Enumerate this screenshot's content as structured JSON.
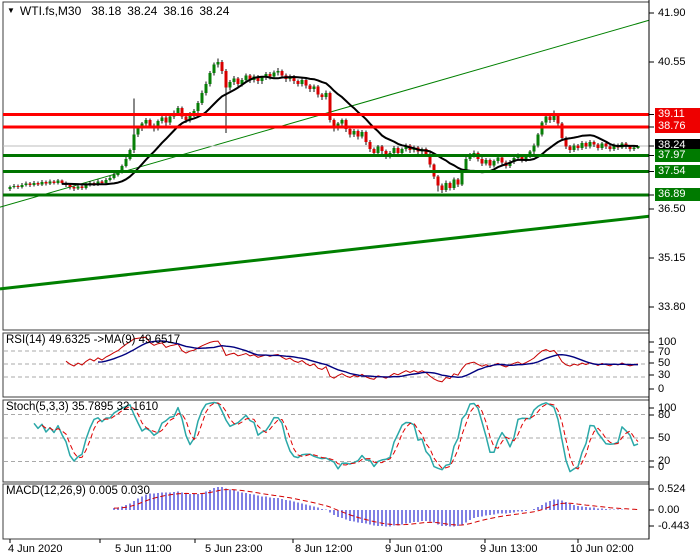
{
  "header": {
    "dropdown_icon": "▼",
    "symbol_period": "WTI.fs,M30",
    "open": "38.18",
    "high": "38.24",
    "low": "38.16",
    "close": "38.24"
  },
  "colors": {
    "bull": "#077f07",
    "bear": "#d90000",
    "wick": "#101010",
    "ma": "#000000",
    "resistance": "#ff0000",
    "support": "#007400",
    "trend": "#008000",
    "current_line": "#bcbcbc",
    "grid": "#a9a9a9",
    "rsi_line": "#c80000",
    "rsi_ma": "#00007f",
    "stoch_k": "#2ba8a8",
    "stoch_d": "#e00000",
    "macd_hist": "#0000c8",
    "macd_signal": "#d40000",
    "tag_current_bg": "#000000",
    "tag_res_bg": "#ee0000",
    "tag_sup_bg": "#007a00",
    "border": "#3c3c3c",
    "text": "#000000"
  },
  "chart_data": {
    "type": "candlestick+indicators",
    "symbol": "WTI.fs",
    "period": "M30",
    "price_axis_ticks": [
      "41.90",
      "40.55",
      "36.50",
      "35.15",
      "33.80"
    ],
    "price_axis_tick_values": [
      41.9,
      40.55,
      36.5,
      35.15,
      33.8
    ],
    "price_tags": [
      {
        "text": "39.11",
        "value": 39.11,
        "kind": "resistance"
      },
      {
        "text": "38.76",
        "value": 38.76,
        "kind": "resistance"
      },
      {
        "text": "38.24",
        "value": 38.24,
        "kind": "current"
      },
      {
        "text": "37.97",
        "value": 37.97,
        "kind": "support"
      },
      {
        "text": "37.54",
        "value": 37.54,
        "kind": "support"
      },
      {
        "text": "36.89",
        "value": 36.89,
        "kind": "support"
      }
    ],
    "h_lines": [
      {
        "value": 39.11,
        "kind": "resistance"
      },
      {
        "value": 38.76,
        "kind": "resistance"
      },
      {
        "value": 38.24,
        "kind": "current"
      },
      {
        "value": 37.97,
        "kind": "support"
      },
      {
        "value": 37.54,
        "kind": "support"
      },
      {
        "value": 36.89,
        "kind": "support"
      }
    ],
    "trend_lines": [
      {
        "price_start": 36.55,
        "price_end": 41.7,
        "width": 1
      },
      {
        "price_start": 34.3,
        "price_end": 36.3,
        "width": 3
      }
    ],
    "ma_period": 14,
    "time_labels": [
      "4 Jun 2020",
      "5 Jun 11:00",
      "5 Jun 23:00",
      "8 Jun 12:00",
      "9 Jun 01:00",
      "9 Jun 13:00",
      "10 Jun 02:00"
    ],
    "indicators": {
      "rsi": {
        "label": "RSI(14) 49.6325  ->MA(9) 49.6517",
        "period": 14,
        "ma_period": 9,
        "axis_ticks": [
          "100",
          "70",
          "50",
          "30",
          "0"
        ],
        "grid_levels": [
          70,
          50,
          30
        ],
        "value": 49.6325,
        "ma_value": 49.6517
      },
      "stoch": {
        "label": "Stoch(5,3,3) 35.7895 32.1610",
        "k": 5,
        "slowing": 3,
        "d": 3,
        "axis_ticks": [
          "100",
          "80",
          "50",
          "20",
          "0"
        ],
        "grid_levels": [
          80,
          50,
          20
        ],
        "k_value": 35.7895,
        "d_value": 32.161
      },
      "macd": {
        "label": "MACD(12,26,9) 0.005 0.030",
        "fast": 12,
        "slow": 26,
        "signal": 9,
        "axis_ticks": [
          "0.524",
          "0.00",
          "-0.443"
        ],
        "axis_tick_values": [
          0.524,
          0.0,
          -0.443
        ]
      }
    },
    "candles": [
      [
        37.05,
        37.15,
        37.0,
        37.1
      ],
      [
        37.1,
        37.19,
        37.06,
        37.14
      ],
      [
        37.14,
        37.18,
        37.05,
        37.1
      ],
      [
        37.1,
        37.21,
        37.06,
        37.16
      ],
      [
        37.16,
        37.26,
        37.12,
        37.2
      ],
      [
        37.2,
        37.24,
        37.11,
        37.16
      ],
      [
        37.16,
        37.27,
        37.12,
        37.22
      ],
      [
        37.22,
        37.26,
        37.13,
        37.18
      ],
      [
        37.18,
        37.3,
        37.14,
        37.24
      ],
      [
        37.24,
        37.28,
        37.15,
        37.2
      ],
      [
        37.2,
        37.31,
        37.16,
        37.26
      ],
      [
        37.26,
        37.3,
        37.17,
        37.22
      ],
      [
        37.22,
        37.33,
        37.18,
        37.28
      ],
      [
        37.28,
        37.31,
        37.17,
        37.22
      ],
      [
        37.22,
        37.26,
        37.11,
        37.16
      ],
      [
        37.16,
        37.2,
        37.04,
        37.1
      ],
      [
        37.1,
        37.15,
        37.0,
        37.06
      ],
      [
        37.06,
        37.17,
        37.02,
        37.12
      ],
      [
        37.12,
        37.16,
        37.03,
        37.08
      ],
      [
        37.08,
        37.21,
        37.04,
        37.16
      ],
      [
        37.16,
        37.27,
        37.12,
        37.22
      ],
      [
        37.22,
        37.26,
        37.13,
        37.18
      ],
      [
        37.18,
        37.31,
        37.14,
        37.26
      ],
      [
        37.26,
        37.3,
        37.16,
        37.22
      ],
      [
        37.22,
        37.35,
        37.18,
        37.3
      ],
      [
        37.3,
        37.41,
        37.26,
        37.36
      ],
      [
        37.36,
        37.49,
        37.32,
        37.44
      ],
      [
        37.44,
        37.57,
        37.4,
        37.52
      ],
      [
        37.52,
        37.73,
        37.48,
        37.68
      ],
      [
        37.68,
        37.93,
        37.64,
        37.88
      ],
      [
        37.88,
        38.17,
        37.84,
        38.12
      ],
      [
        38.12,
        39.55,
        38.05,
        38.55
      ],
      [
        38.55,
        38.78,
        38.48,
        38.72
      ],
      [
        38.72,
        38.9,
        38.65,
        38.85
      ],
      [
        38.85,
        39.01,
        38.78,
        38.95
      ],
      [
        38.95,
        38.99,
        38.73,
        38.8
      ],
      [
        38.8,
        38.86,
        38.64,
        38.72
      ],
      [
        38.72,
        38.97,
        38.66,
        38.92
      ],
      [
        38.92,
        39.08,
        38.85,
        39.02
      ],
      [
        39.02,
        39.07,
        38.8,
        38.88
      ],
      [
        38.88,
        39.1,
        38.82,
        39.05
      ],
      [
        39.05,
        39.21,
        38.98,
        39.15
      ],
      [
        39.15,
        39.34,
        39.08,
        39.28
      ],
      [
        39.28,
        39.33,
        38.98,
        39.05
      ],
      [
        39.05,
        39.1,
        38.87,
        38.95
      ],
      [
        38.95,
        39.17,
        38.88,
        39.12
      ],
      [
        39.12,
        39.26,
        39.04,
        39.2
      ],
      [
        39.2,
        39.47,
        39.14,
        39.42
      ],
      [
        39.42,
        39.76,
        39.36,
        39.7
      ],
      [
        39.7,
        40.01,
        39.63,
        39.95
      ],
      [
        39.95,
        40.3,
        39.88,
        40.25
      ],
      [
        40.25,
        40.54,
        40.18,
        40.48
      ],
      [
        40.48,
        40.65,
        40.4,
        40.55
      ],
      [
        40.55,
        40.6,
        40.22,
        40.3
      ],
      [
        40.3,
        40.36,
        38.6,
        39.85
      ],
      [
        39.85,
        40.06,
        39.76,
        40.0
      ],
      [
        40.0,
        40.16,
        39.92,
        40.1
      ],
      [
        40.1,
        40.14,
        39.88,
        39.95
      ],
      [
        39.95,
        40.11,
        39.88,
        40.05
      ],
      [
        40.05,
        40.24,
        39.98,
        40.18
      ],
      [
        40.18,
        40.22,
        39.97,
        40.05
      ],
      [
        40.05,
        40.21,
        39.98,
        40.15
      ],
      [
        40.15,
        40.19,
        39.95,
        40.02
      ],
      [
        40.02,
        40.17,
        39.95,
        40.12
      ],
      [
        40.12,
        40.28,
        40.05,
        40.22
      ],
      [
        40.22,
        40.27,
        40.07,
        40.15
      ],
      [
        40.15,
        40.31,
        40.08,
        40.26
      ],
      [
        40.26,
        40.38,
        40.18,
        40.3
      ],
      [
        40.3,
        40.34,
        40.1,
        40.18
      ],
      [
        40.18,
        40.23,
        40.0,
        40.08
      ],
      [
        40.08,
        40.21,
        40.01,
        40.15
      ],
      [
        40.15,
        40.19,
        39.94,
        40.02
      ],
      [
        40.02,
        40.07,
        39.87,
        39.95
      ],
      [
        39.95,
        40.1,
        39.88,
        40.05
      ],
      [
        40.05,
        40.09,
        39.82,
        39.9
      ],
      [
        39.9,
        39.95,
        39.72,
        39.8
      ],
      [
        39.8,
        39.93,
        39.73,
        39.88
      ],
      [
        39.88,
        39.92,
        39.57,
        39.65
      ],
      [
        39.65,
        39.7,
        39.5,
        39.58
      ],
      [
        39.58,
        39.76,
        39.52,
        39.7
      ],
      [
        39.7,
        39.74,
        38.88,
        38.95
      ],
      [
        38.95,
        39.0,
        38.64,
        38.72
      ],
      [
        38.72,
        38.9,
        38.66,
        38.85
      ],
      [
        38.85,
        39.0,
        38.78,
        38.95
      ],
      [
        38.95,
        38.99,
        38.62,
        38.7
      ],
      [
        38.7,
        38.75,
        38.47,
        38.55
      ],
      [
        38.55,
        38.7,
        38.48,
        38.65
      ],
      [
        38.65,
        38.69,
        38.42,
        38.5
      ],
      [
        38.5,
        38.67,
        38.44,
        38.62
      ],
      [
        38.62,
        38.66,
        38.27,
        38.35
      ],
      [
        38.35,
        38.4,
        38.07,
        38.15
      ],
      [
        38.15,
        38.2,
        37.97,
        38.05
      ],
      [
        38.05,
        38.27,
        37.99,
        38.22
      ],
      [
        38.22,
        38.26,
        38.02,
        38.1
      ],
      [
        38.1,
        38.14,
        37.88,
        37.95
      ],
      [
        37.95,
        38.1,
        37.89,
        38.05
      ],
      [
        38.05,
        38.23,
        37.99,
        38.18
      ],
      [
        38.18,
        38.22,
        37.98,
        38.05
      ],
      [
        38.05,
        38.2,
        37.99,
        38.15
      ],
      [
        38.15,
        38.3,
        38.09,
        38.25
      ],
      [
        38.25,
        38.29,
        38.05,
        38.12
      ],
      [
        38.12,
        38.25,
        38.06,
        38.2
      ],
      [
        38.2,
        38.24,
        38.01,
        38.08
      ],
      [
        38.08,
        38.2,
        38.02,
        38.15
      ],
      [
        38.15,
        38.19,
        37.95,
        38.02
      ],
      [
        38.02,
        38.06,
        37.65,
        37.72
      ],
      [
        37.72,
        37.76,
        37.33,
        37.4
      ],
      [
        37.4,
        37.44,
        36.98,
        37.15
      ],
      [
        37.15,
        37.2,
        36.94,
        37.02
      ],
      [
        37.02,
        37.28,
        36.97,
        37.22
      ],
      [
        37.22,
        37.26,
        37.01,
        37.08
      ],
      [
        37.08,
        37.37,
        37.03,
        37.32
      ],
      [
        37.32,
        37.36,
        37.11,
        37.18
      ],
      [
        37.18,
        37.6,
        37.13,
        37.55
      ],
      [
        37.55,
        37.93,
        37.5,
        37.88
      ],
      [
        37.88,
        38.04,
        37.82,
        37.98
      ],
      [
        37.98,
        38.11,
        37.92,
        38.05
      ],
      [
        38.05,
        38.09,
        37.81,
        37.88
      ],
      [
        37.88,
        37.93,
        37.68,
        37.75
      ],
      [
        37.75,
        37.91,
        37.7,
        37.85
      ],
      [
        37.85,
        37.89,
        37.63,
        37.7
      ],
      [
        37.7,
        37.87,
        37.65,
        37.82
      ],
      [
        37.82,
        37.97,
        37.76,
        37.92
      ],
      [
        37.92,
        37.96,
        37.71,
        37.78
      ],
      [
        37.78,
        37.83,
        37.61,
        37.68
      ],
      [
        37.68,
        37.85,
        37.63,
        37.8
      ],
      [
        37.8,
        37.95,
        37.74,
        37.9
      ],
      [
        37.9,
        38.03,
        37.84,
        37.98
      ],
      [
        37.98,
        38.02,
        37.78,
        37.85
      ],
      [
        37.85,
        38.0,
        37.8,
        37.95
      ],
      [
        37.95,
        38.13,
        37.9,
        38.08
      ],
      [
        38.08,
        38.3,
        38.02,
        38.25
      ],
      [
        38.25,
        38.6,
        38.2,
        38.55
      ],
      [
        38.55,
        38.93,
        38.5,
        38.88
      ],
      [
        38.88,
        39.1,
        38.82,
        39.05
      ],
      [
        39.05,
        39.09,
        38.87,
        38.95
      ],
      [
        38.95,
        39.22,
        38.9,
        39.08
      ],
      [
        39.08,
        39.12,
        38.78,
        38.85
      ],
      [
        38.85,
        38.9,
        38.38,
        38.45
      ],
      [
        38.45,
        38.5,
        38.15,
        38.22
      ],
      [
        38.22,
        38.27,
        38.05,
        38.12
      ],
      [
        38.12,
        38.3,
        38.07,
        38.25
      ],
      [
        38.25,
        38.29,
        38.11,
        38.18
      ],
      [
        38.18,
        38.37,
        38.13,
        38.32
      ],
      [
        38.32,
        38.36,
        38.15,
        38.22
      ],
      [
        38.22,
        38.4,
        38.17,
        38.35
      ],
      [
        38.35,
        38.39,
        38.21,
        38.28
      ],
      [
        38.28,
        38.32,
        38.11,
        38.18
      ],
      [
        38.18,
        38.35,
        38.13,
        38.3
      ],
      [
        38.3,
        38.34,
        38.15,
        38.22
      ],
      [
        38.22,
        38.26,
        38.08,
        38.15
      ],
      [
        38.15,
        38.31,
        38.1,
        38.26
      ],
      [
        38.26,
        38.3,
        38.13,
        38.2
      ],
      [
        38.2,
        38.35,
        38.15,
        38.3
      ],
      [
        38.3,
        38.34,
        38.16,
        38.22
      ],
      [
        38.22,
        38.26,
        38.09,
        38.16
      ],
      [
        38.16,
        38.25,
        38.1,
        38.2
      ],
      [
        38.18,
        38.24,
        38.16,
        38.24
      ]
    ]
  }
}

__________________________________________________

WHAT THIS TASK INVOLVES: Using the entries above, return each line in which the word "text" occurs.

REPLY TO THE EXERCISE:
    "text": "#000000"
        "text": "39.11",
        "text": "38.76",
        "text": "38.24",
        "text": "37.97",
        "text": "37.54",
        "text": "36.89",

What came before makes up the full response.